EXERCISE REQUIREMENTS
Copy every line of the listing that holds the string "crystal".

[Rows from a dataset]
#####
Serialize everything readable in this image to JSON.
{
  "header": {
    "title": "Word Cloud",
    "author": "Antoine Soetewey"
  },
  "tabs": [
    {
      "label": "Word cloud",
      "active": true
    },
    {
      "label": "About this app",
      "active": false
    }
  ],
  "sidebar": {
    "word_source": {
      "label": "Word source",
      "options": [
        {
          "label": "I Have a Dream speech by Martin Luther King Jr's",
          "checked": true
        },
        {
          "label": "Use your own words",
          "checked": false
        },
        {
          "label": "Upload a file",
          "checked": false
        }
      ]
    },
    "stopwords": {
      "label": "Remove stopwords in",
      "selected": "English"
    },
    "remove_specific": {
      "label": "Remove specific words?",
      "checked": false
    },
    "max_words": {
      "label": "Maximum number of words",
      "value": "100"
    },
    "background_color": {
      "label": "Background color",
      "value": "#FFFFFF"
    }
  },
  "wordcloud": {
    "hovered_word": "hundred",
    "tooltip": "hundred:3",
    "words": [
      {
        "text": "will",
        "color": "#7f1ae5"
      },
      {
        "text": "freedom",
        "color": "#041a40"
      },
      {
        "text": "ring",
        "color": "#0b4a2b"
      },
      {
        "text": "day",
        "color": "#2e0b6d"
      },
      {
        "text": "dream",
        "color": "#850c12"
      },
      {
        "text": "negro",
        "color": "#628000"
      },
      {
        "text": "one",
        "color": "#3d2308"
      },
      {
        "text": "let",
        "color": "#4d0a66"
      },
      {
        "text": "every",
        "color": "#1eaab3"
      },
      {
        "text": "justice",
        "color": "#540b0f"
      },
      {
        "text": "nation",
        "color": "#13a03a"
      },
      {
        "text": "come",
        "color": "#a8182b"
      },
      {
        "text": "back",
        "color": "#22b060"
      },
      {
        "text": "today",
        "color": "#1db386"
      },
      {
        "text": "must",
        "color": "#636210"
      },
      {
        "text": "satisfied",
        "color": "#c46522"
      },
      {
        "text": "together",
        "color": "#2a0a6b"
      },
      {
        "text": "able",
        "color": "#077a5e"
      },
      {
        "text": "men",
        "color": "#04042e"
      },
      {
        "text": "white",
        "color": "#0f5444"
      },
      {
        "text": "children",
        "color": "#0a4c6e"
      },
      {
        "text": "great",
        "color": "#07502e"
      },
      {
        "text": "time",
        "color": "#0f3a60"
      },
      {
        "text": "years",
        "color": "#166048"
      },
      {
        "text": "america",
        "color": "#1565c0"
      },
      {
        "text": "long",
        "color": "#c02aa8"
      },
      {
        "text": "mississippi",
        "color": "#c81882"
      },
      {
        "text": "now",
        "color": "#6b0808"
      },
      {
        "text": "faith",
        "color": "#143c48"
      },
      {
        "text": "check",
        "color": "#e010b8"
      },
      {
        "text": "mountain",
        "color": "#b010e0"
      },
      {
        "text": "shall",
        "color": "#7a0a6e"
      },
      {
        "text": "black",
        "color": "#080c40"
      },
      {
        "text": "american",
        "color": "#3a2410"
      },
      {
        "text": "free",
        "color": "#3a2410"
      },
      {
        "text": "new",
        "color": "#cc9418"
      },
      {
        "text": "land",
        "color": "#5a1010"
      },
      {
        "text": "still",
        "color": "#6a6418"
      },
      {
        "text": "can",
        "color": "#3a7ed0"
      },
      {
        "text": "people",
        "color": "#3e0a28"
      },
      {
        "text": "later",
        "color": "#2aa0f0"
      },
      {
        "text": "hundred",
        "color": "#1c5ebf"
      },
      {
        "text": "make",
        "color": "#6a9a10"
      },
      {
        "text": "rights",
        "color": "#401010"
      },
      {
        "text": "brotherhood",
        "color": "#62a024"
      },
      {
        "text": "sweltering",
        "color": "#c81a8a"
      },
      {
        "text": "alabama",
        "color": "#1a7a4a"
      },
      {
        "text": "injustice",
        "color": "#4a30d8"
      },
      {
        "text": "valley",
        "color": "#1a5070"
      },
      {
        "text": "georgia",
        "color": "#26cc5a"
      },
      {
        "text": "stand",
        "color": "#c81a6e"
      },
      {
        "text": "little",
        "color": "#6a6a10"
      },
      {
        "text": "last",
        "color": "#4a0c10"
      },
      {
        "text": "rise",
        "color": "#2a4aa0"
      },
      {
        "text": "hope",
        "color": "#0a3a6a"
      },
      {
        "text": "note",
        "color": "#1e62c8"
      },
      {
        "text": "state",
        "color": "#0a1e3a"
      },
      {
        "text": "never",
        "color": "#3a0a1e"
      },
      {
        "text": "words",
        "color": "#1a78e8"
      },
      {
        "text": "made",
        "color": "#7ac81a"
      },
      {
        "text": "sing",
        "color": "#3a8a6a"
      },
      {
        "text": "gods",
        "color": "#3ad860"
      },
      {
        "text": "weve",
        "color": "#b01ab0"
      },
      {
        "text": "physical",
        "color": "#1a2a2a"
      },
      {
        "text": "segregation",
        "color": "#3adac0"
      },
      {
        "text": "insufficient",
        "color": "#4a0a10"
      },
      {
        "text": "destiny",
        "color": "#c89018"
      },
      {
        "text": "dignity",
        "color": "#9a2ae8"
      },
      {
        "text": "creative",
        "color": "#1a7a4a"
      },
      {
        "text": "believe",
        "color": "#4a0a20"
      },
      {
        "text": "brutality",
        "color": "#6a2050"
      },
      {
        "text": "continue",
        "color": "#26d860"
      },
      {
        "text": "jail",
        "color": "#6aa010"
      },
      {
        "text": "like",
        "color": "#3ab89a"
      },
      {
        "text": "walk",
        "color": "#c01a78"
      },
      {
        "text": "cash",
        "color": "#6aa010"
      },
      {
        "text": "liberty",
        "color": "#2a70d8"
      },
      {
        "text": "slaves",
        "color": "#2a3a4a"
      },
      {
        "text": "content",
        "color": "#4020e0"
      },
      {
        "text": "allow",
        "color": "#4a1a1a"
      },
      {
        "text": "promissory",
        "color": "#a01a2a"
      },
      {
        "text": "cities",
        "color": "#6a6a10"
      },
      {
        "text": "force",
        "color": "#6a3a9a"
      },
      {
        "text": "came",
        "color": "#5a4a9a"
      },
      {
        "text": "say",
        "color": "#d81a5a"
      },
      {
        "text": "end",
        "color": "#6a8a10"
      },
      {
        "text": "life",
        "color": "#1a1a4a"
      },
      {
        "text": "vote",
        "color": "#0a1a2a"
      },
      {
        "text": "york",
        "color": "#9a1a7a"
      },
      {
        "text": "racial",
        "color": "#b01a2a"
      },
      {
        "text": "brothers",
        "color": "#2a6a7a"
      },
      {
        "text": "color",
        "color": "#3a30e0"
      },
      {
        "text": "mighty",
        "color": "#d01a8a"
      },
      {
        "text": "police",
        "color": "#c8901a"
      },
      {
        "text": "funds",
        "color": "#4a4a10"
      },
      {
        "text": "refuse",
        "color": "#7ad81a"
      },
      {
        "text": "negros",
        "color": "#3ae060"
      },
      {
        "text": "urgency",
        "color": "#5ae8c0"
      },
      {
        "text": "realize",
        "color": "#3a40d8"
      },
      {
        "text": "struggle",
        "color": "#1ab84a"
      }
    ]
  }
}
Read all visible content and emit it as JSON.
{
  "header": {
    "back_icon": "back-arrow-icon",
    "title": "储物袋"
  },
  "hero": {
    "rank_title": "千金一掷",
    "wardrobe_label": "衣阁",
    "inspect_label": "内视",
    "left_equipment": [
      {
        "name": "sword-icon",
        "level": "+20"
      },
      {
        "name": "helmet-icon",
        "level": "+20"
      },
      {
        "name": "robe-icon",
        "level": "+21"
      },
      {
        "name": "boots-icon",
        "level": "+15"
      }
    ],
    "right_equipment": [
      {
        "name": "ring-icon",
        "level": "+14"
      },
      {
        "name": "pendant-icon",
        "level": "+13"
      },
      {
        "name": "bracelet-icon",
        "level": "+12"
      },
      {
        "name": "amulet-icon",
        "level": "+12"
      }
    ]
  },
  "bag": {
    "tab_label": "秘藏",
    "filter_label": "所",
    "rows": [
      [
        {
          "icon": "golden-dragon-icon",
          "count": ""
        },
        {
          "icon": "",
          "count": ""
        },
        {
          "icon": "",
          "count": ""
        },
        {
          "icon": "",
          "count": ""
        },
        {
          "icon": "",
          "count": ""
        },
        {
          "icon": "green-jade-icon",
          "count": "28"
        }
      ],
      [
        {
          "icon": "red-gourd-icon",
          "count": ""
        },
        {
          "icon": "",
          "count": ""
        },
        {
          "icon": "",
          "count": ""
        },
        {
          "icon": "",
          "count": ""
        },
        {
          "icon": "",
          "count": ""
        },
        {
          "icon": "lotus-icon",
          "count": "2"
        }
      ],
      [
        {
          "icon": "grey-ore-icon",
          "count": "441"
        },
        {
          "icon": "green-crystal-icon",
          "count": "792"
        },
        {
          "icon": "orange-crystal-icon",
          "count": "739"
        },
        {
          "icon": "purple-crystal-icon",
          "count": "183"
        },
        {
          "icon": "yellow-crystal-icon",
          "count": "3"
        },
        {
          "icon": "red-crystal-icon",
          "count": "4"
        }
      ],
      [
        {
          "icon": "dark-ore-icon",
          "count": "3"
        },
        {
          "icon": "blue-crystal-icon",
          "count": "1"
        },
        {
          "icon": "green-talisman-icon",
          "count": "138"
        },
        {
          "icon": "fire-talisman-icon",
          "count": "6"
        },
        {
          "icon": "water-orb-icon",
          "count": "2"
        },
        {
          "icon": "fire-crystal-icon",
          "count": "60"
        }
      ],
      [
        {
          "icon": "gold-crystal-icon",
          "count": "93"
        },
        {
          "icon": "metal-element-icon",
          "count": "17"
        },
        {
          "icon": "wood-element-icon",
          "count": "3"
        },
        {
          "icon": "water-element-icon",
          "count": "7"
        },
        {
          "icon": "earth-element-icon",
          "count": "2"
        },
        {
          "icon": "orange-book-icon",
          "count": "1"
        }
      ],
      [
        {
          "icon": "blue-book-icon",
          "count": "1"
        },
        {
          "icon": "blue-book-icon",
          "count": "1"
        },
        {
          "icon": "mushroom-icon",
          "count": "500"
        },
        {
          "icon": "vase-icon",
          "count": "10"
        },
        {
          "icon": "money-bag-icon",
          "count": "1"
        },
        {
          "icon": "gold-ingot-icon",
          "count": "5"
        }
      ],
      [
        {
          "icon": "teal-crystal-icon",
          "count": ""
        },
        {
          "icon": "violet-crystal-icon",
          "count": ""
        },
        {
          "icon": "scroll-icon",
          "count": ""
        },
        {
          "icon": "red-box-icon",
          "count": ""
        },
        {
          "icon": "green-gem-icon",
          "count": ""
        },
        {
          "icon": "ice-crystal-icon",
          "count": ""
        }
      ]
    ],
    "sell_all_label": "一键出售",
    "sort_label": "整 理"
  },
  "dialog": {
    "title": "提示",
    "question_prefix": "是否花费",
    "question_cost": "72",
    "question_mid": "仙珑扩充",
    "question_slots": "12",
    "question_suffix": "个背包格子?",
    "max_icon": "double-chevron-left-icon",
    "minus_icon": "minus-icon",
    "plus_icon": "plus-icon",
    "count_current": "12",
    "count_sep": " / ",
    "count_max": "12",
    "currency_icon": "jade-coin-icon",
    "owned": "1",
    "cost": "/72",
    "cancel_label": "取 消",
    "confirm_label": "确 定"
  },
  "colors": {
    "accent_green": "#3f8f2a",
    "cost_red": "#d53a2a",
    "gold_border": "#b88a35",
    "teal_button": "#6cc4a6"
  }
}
#####
EXERCISE RESULT
          "icon": "green-crystal-icon",
          "icon": "orange-crystal-icon",
          "icon": "purple-crystal-icon",
          "icon": "yellow-crystal-icon",
          "icon": "red-crystal-icon",
          "icon": "blue-crystal-icon",
          "icon": "fire-crystal-icon",
          "icon": "gold-crystal-icon",
          "icon": "teal-crystal-icon",
          "icon": "violet-crystal-icon",
          "icon": "ice-crystal-icon",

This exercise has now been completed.